--- BEGIN ---

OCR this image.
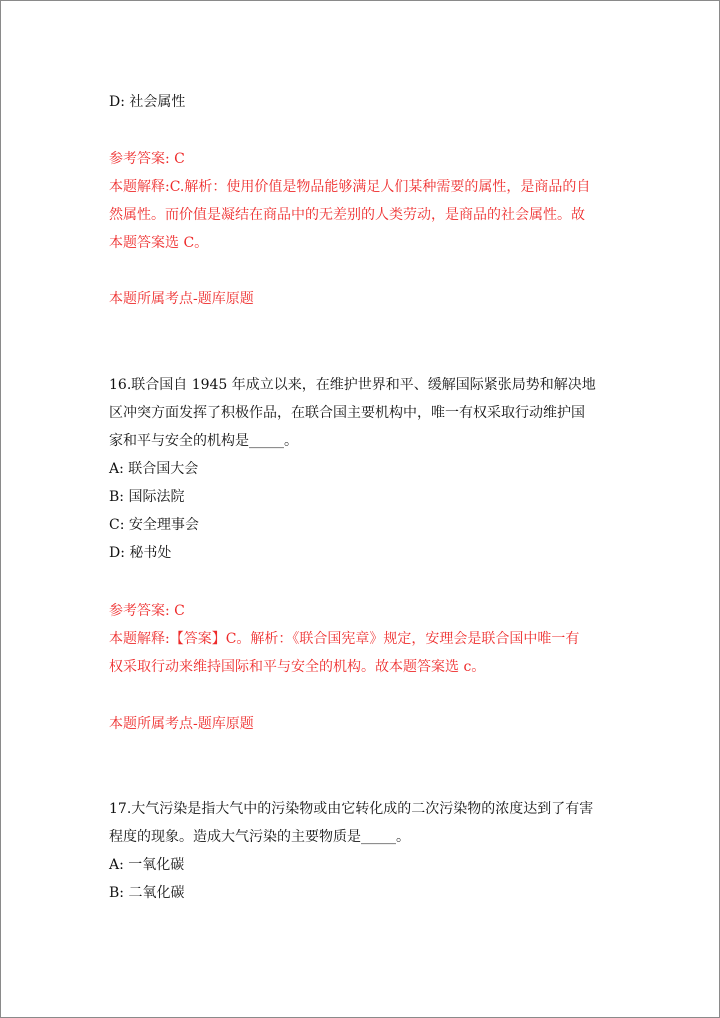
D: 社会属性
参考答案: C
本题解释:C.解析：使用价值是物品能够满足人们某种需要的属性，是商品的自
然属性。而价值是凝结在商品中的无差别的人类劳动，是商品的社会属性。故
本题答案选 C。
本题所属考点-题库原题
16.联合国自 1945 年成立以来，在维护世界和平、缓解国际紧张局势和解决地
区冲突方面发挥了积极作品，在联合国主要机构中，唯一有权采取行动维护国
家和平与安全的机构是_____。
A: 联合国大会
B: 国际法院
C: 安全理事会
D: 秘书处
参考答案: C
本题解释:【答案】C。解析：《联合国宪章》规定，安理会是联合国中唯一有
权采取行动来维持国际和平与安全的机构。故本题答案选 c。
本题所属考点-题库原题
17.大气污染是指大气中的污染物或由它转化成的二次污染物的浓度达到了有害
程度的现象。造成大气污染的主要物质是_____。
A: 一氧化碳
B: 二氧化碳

--- END ---

> Exercise description
Select all lines with the word "本题解释" from the entries above.

> Exercise solution
本题解释:C.解析：使用价值是物品能够满足人们某种需要的属性，是商品的自
本题解释:【答案】C。解析：《联合国宪章》规定，安理会是联合国中唯一有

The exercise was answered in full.